### Material for the task
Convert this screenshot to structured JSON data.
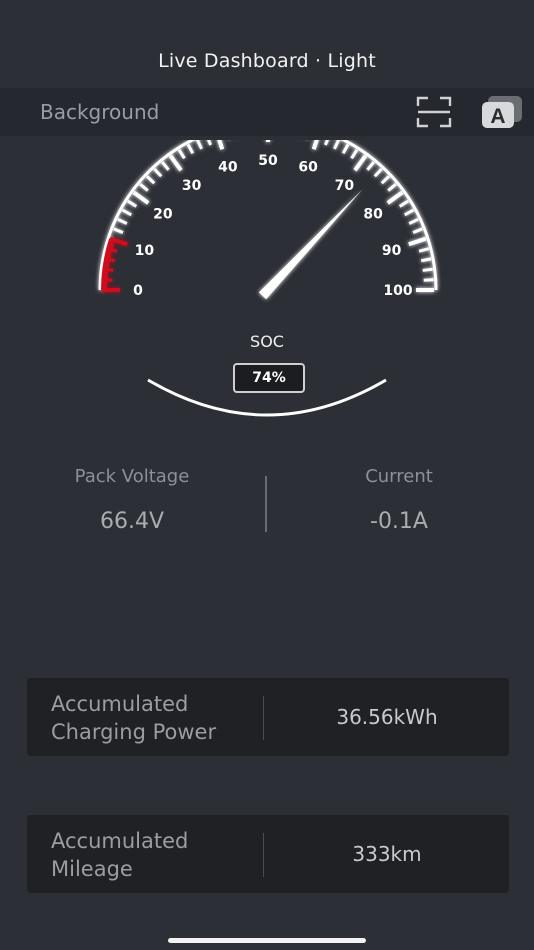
{
  "header": {
    "title": "Live Dashboard · Light"
  },
  "background_bar": {
    "label": "Background",
    "scan_icon": "scan-frame-icon",
    "font_icon": "font-a-icon",
    "font_icon_letter": "A"
  },
  "gauge": {
    "ticks": [
      "0",
      "10",
      "20",
      "30",
      "40",
      "50",
      "60",
      "70",
      "80",
      "90",
      "100"
    ],
    "min": 0,
    "max": 100,
    "value": 74,
    "low_zone_color": "#d0101c",
    "label": "SOC",
    "readout": "74%"
  },
  "metrics": {
    "voltage": {
      "label": "Pack Voltage",
      "value": "66.4V"
    },
    "current": {
      "label": "Current",
      "value": "-0.1A"
    }
  },
  "cards": {
    "charging": {
      "label_line1": "Accumulated",
      "label_line2": "Charging Power",
      "value": "36.56kWh"
    },
    "mileage": {
      "label_line1": "Accumulated",
      "label_line2": "Mileage",
      "value": "333km"
    }
  }
}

### What is being asked
Omit all pictures while transcribing the entries verbatim.

### Answer to this problem
Convert this screenshot to structured JSON data.
{
  "header": {
    "title": "Live Dashboard · Light"
  },
  "background_bar": {
    "label": "Background",
    "scan_icon": "scan-frame-icon",
    "font_icon": "font-a-icon",
    "font_icon_letter": "A"
  },
  "gauge": {
    "ticks": [
      "0",
      "10",
      "20",
      "30",
      "40",
      "50",
      "60",
      "70",
      "80",
      "90",
      "100"
    ],
    "min": 0,
    "max": 100,
    "value": 74,
    "low_zone_color": "#d0101c",
    "label": "SOC",
    "readout": "74%"
  },
  "metrics": {
    "voltage": {
      "label": "Pack Voltage",
      "value": "66.4V"
    },
    "current": {
      "label": "Current",
      "value": "-0.1A"
    }
  },
  "cards": {
    "charging": {
      "label_line1": "Accumulated",
      "label_line2": "Charging Power",
      "value": "36.56kWh"
    },
    "mileage": {
      "label_line1": "Accumulated",
      "label_line2": "Mileage",
      "value": "333km"
    }
  }
}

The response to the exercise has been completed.